=== What the exercise asks ===
Copy out the data below as written; omit any images.
* * *
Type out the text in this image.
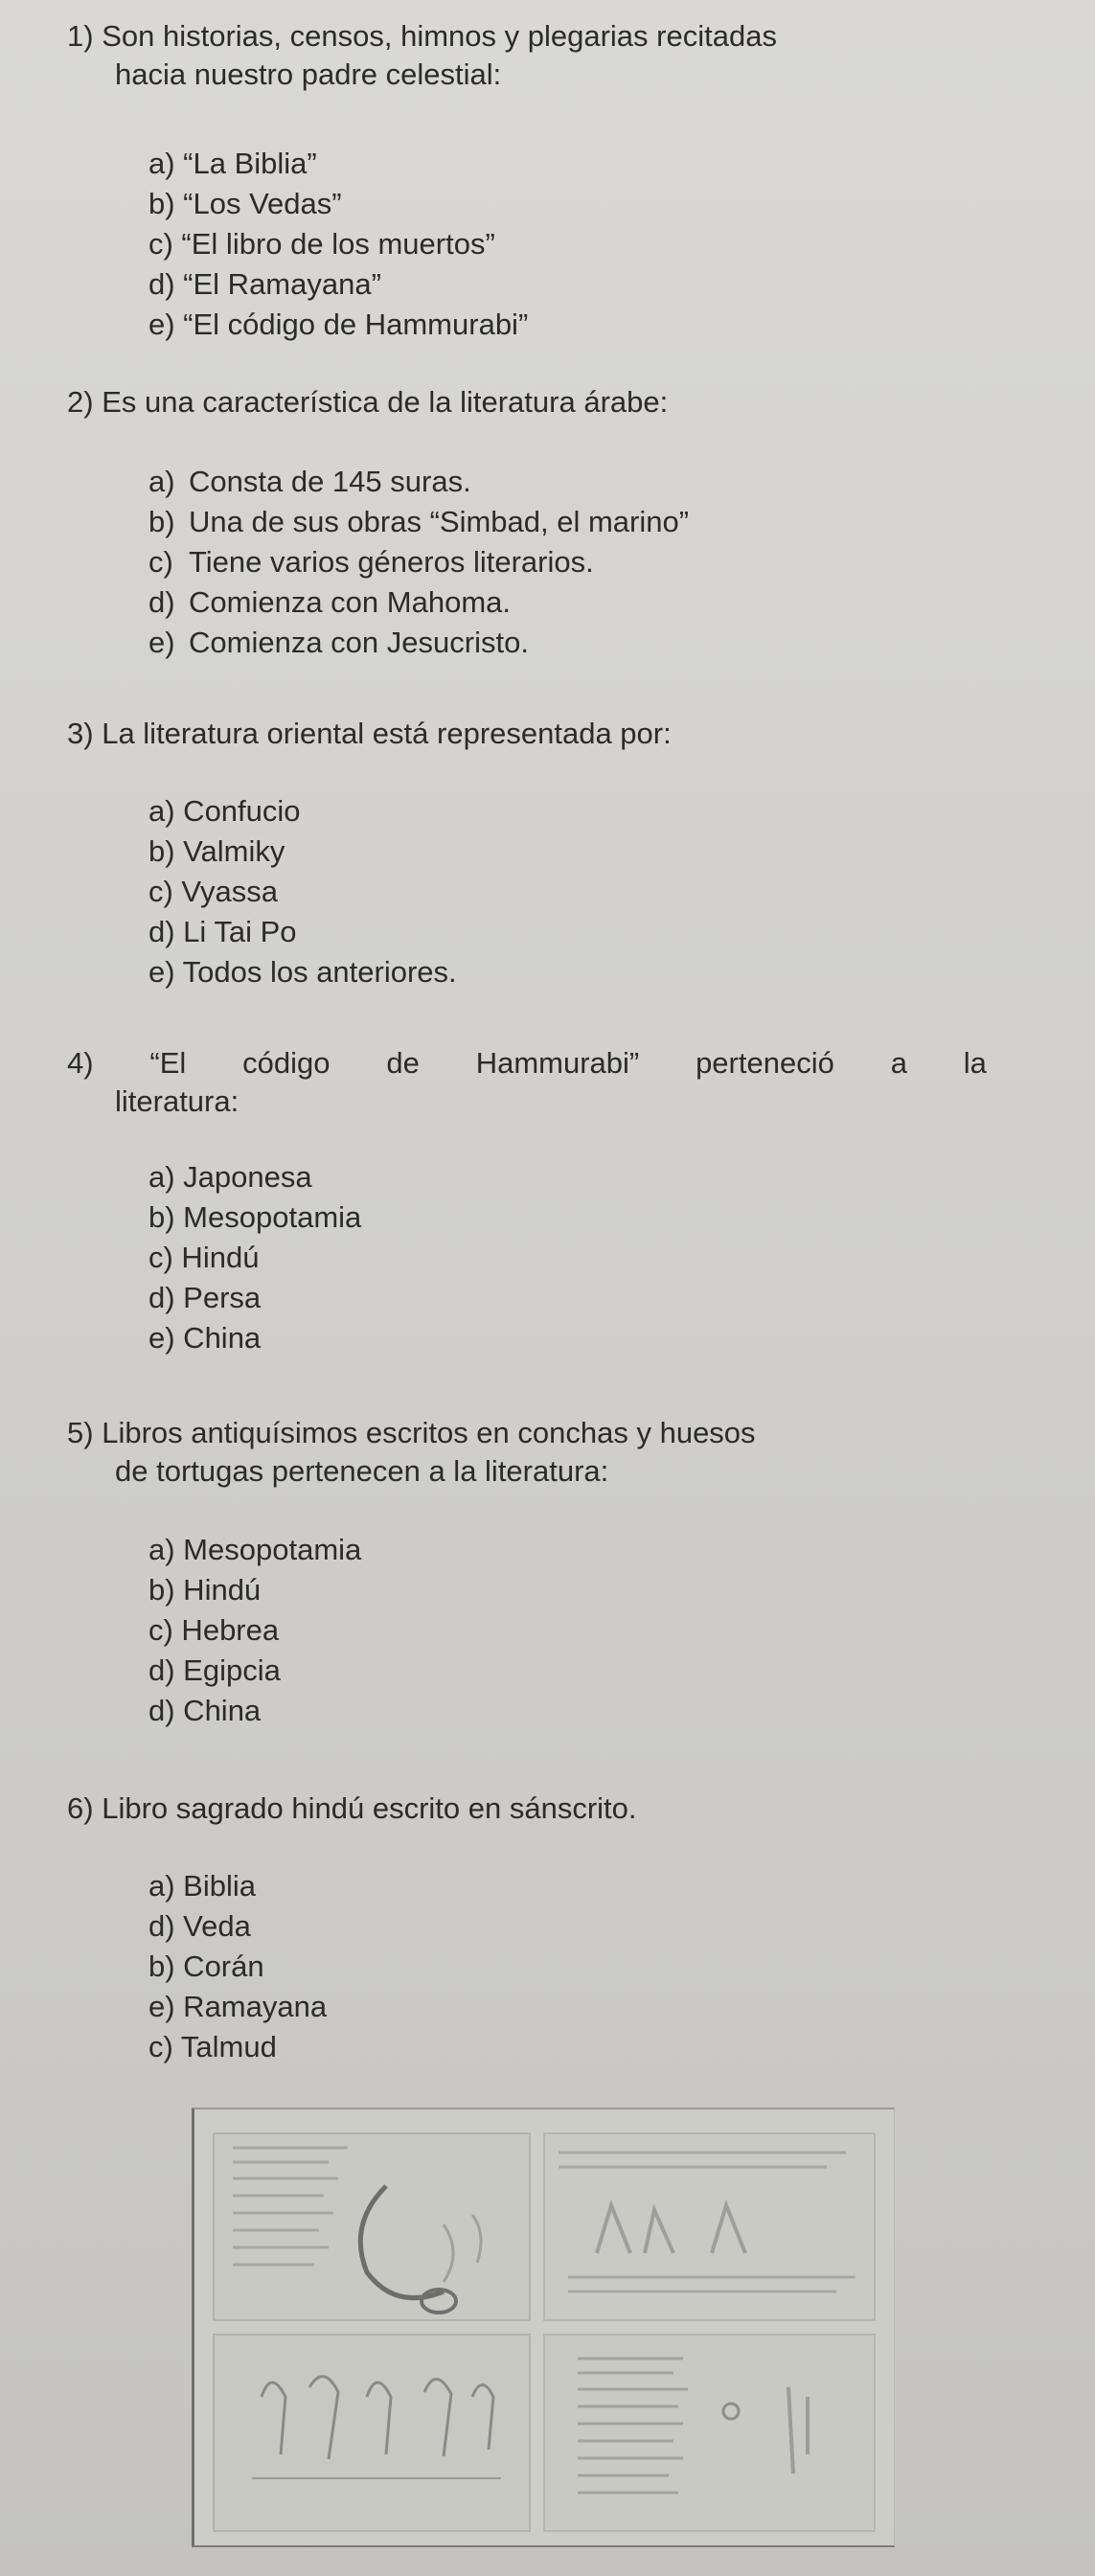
1) Son historias, censos, himnos y plegarias recitadas
hacia nuestro padre celestial:
a) “La Biblia”
b) “Los Vedas”
c) “El libro de los muertos”
d) “El Ramayana”
e) “El código de Hammurabi”
2) Es una característica de la literatura árabe:
a) Consta de 145 suras.
b) Una de sus obras “Simbad, el marino”
c) Tiene varios géneros literarios.
d) Comienza con Mahoma.
e) Comienza con Jesucristo.
3) La literatura oriental está representada por:
a) Confucio
b) Valmiky
c) Vyassa
d) Li Tai Po
e) Todos los anteriores.
4) “El código de Hammurabi” perteneció a la
literatura:
a) Japonesa
b) Mesopotamia
c) Hindú
d) Persa
e) China
5) Libros antiquísimos escritos en conchas y huesos
de tortugas pertenecen a la literatura:
a) Mesopotamia
b) Hindú
c) Hebrea
d) Egipcia
d) China
6) Libro sagrado hindú escrito en sánscrito.
a) Biblia
d) Veda
b) Corán
e) Ramayana
c) Talmud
* * *
=== Expected answer ===
Type out the text in this image.
1) Son historias, censos, himnos y plegarias recitadas
hacia nuestro padre celestial:
a) “La Biblia”
b) “Los Vedas”
c) “El libro de los muertos”
d) “El Ramayana”
e) “El código de Hammurabi”
2) Es una característica de la literatura árabe:
a) Consta de 145 suras.
b) Una de sus obras “Simbad, el marino”
c) Tiene varios géneros literarios.
d) Comienza con Mahoma.
e) Comienza con Jesucristo.
3) La literatura oriental está representada por:
a) Confucio
b) Valmiky
c) Vyassa
d) Li Tai Po
e) Todos los anteriores.
4) “El código de Hammurabi” perteneció a la
literatura:
a) Japonesa
b) Mesopotamia
c) Hindú
d) Persa
e) China
5) Libros antiquísimos escritos en conchas y huesos
de tortugas pertenecen a la literatura:
a) Mesopotamia
b) Hindú
c) Hebrea
d) Egipcia
d) China
6) Libro sagrado hindú escrito en sánscrito.
a) Biblia
d) Veda
b) Corán
e) Ramayana
c) Talmud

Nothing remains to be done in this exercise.